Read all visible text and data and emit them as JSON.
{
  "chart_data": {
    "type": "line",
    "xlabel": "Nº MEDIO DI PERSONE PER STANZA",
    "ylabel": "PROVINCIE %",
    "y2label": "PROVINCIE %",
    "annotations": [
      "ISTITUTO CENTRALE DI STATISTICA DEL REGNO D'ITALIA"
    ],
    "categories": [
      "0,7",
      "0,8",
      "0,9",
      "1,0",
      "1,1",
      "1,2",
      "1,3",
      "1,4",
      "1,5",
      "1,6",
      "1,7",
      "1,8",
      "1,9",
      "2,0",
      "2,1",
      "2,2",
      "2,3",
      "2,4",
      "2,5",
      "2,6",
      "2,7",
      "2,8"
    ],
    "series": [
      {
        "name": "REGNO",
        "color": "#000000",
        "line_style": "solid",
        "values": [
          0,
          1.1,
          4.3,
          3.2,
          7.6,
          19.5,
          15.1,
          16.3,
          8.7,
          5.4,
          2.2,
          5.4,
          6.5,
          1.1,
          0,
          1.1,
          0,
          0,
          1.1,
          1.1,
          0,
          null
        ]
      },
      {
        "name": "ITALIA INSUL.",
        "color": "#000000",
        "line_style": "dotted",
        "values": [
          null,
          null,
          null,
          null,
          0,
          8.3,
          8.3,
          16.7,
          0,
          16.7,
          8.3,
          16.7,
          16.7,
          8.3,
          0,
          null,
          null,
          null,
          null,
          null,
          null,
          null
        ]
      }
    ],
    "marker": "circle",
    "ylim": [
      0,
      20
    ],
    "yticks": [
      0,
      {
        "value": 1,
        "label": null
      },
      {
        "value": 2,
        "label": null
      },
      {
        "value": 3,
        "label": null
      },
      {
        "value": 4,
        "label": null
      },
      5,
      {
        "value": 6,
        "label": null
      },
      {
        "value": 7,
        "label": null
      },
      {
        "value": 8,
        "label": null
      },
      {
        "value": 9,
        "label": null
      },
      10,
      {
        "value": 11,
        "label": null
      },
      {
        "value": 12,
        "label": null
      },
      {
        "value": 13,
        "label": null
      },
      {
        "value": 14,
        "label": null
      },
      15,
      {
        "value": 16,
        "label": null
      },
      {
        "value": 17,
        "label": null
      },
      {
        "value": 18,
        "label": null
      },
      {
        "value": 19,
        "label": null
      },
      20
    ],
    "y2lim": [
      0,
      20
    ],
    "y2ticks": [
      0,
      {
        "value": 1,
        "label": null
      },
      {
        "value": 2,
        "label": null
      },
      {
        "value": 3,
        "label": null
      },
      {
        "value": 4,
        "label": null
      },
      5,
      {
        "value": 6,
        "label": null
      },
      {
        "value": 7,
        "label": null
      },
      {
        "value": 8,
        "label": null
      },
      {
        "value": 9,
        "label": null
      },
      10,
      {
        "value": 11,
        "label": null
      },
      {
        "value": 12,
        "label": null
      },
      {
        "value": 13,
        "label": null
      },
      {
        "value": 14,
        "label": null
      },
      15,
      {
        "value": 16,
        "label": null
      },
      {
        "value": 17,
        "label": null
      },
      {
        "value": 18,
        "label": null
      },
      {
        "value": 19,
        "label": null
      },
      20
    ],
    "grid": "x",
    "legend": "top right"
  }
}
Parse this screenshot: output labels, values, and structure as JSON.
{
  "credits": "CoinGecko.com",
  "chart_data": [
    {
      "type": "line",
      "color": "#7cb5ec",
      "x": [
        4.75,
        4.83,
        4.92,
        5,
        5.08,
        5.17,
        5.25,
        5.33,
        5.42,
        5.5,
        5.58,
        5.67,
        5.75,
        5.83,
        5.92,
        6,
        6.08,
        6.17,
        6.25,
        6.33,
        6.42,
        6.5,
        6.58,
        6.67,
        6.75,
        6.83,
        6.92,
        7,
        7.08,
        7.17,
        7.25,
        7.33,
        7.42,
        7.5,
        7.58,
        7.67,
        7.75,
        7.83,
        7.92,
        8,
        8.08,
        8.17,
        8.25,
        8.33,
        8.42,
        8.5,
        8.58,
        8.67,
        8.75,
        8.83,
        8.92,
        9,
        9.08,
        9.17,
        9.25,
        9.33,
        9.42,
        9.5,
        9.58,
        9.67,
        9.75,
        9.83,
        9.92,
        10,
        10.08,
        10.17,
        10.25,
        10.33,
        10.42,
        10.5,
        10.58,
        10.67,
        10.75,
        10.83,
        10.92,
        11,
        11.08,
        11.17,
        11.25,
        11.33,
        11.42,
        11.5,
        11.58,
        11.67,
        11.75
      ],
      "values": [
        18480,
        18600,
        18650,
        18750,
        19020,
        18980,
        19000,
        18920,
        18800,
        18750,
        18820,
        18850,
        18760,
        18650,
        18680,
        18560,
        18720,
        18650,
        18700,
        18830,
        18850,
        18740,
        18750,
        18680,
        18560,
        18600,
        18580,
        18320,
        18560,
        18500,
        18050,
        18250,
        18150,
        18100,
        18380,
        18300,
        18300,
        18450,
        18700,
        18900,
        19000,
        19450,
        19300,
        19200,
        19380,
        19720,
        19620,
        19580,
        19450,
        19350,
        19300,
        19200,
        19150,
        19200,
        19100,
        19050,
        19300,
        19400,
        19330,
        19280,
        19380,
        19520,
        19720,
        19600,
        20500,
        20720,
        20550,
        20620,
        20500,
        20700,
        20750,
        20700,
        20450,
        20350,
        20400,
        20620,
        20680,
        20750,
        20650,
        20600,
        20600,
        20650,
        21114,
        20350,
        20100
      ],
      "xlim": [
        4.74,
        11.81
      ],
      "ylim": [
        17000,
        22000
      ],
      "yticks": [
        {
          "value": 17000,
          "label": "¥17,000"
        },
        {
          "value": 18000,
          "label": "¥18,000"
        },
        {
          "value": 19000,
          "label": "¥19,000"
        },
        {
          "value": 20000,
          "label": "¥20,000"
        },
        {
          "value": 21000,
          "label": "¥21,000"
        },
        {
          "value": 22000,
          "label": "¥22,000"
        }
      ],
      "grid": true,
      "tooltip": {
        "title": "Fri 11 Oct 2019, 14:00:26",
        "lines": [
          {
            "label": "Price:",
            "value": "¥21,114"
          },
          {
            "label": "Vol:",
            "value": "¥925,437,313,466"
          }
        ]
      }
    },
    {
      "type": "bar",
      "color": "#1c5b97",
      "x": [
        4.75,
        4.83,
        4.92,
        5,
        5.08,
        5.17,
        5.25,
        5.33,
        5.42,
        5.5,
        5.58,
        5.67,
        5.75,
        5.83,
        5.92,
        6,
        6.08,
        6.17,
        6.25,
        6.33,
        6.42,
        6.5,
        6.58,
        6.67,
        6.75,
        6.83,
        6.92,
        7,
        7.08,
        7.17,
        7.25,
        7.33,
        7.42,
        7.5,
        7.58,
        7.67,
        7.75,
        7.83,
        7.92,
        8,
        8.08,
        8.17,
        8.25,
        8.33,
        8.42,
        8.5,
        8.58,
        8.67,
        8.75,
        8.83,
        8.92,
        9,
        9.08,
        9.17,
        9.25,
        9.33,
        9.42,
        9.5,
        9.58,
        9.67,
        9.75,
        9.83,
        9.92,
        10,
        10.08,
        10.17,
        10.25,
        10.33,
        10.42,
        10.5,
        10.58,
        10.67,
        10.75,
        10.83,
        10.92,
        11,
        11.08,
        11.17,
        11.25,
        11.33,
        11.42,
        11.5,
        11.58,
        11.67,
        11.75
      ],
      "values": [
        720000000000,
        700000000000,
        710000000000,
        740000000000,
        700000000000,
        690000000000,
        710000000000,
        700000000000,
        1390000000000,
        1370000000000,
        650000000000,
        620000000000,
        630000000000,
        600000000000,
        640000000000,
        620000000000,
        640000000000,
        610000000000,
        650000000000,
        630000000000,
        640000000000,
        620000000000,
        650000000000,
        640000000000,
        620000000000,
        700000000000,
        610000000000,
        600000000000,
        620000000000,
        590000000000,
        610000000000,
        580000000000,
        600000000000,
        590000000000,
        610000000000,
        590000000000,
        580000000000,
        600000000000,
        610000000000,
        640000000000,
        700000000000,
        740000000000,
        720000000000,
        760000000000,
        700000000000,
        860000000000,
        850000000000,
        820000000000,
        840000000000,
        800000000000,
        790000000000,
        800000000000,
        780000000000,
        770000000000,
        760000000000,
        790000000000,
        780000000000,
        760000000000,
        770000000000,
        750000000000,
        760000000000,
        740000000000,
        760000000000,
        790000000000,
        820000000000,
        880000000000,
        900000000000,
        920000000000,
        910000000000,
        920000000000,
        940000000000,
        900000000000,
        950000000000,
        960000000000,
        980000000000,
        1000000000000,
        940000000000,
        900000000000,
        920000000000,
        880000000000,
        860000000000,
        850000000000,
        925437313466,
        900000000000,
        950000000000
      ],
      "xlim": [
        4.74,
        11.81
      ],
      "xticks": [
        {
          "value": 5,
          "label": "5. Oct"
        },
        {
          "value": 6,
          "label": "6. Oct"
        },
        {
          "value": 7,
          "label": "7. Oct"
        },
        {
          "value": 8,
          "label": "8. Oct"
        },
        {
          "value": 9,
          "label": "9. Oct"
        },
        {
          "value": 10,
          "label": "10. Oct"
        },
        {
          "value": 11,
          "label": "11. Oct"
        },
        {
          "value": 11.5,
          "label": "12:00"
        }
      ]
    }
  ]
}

================================

▸ Short problem:
Read through the entries and copy every line that includes "REGNO".

▸ Finished exercise:
      "ISTITUTO CENTRALE DI STATISTICA DEL REGNO D'ITALIA"
        "name": "REGNO",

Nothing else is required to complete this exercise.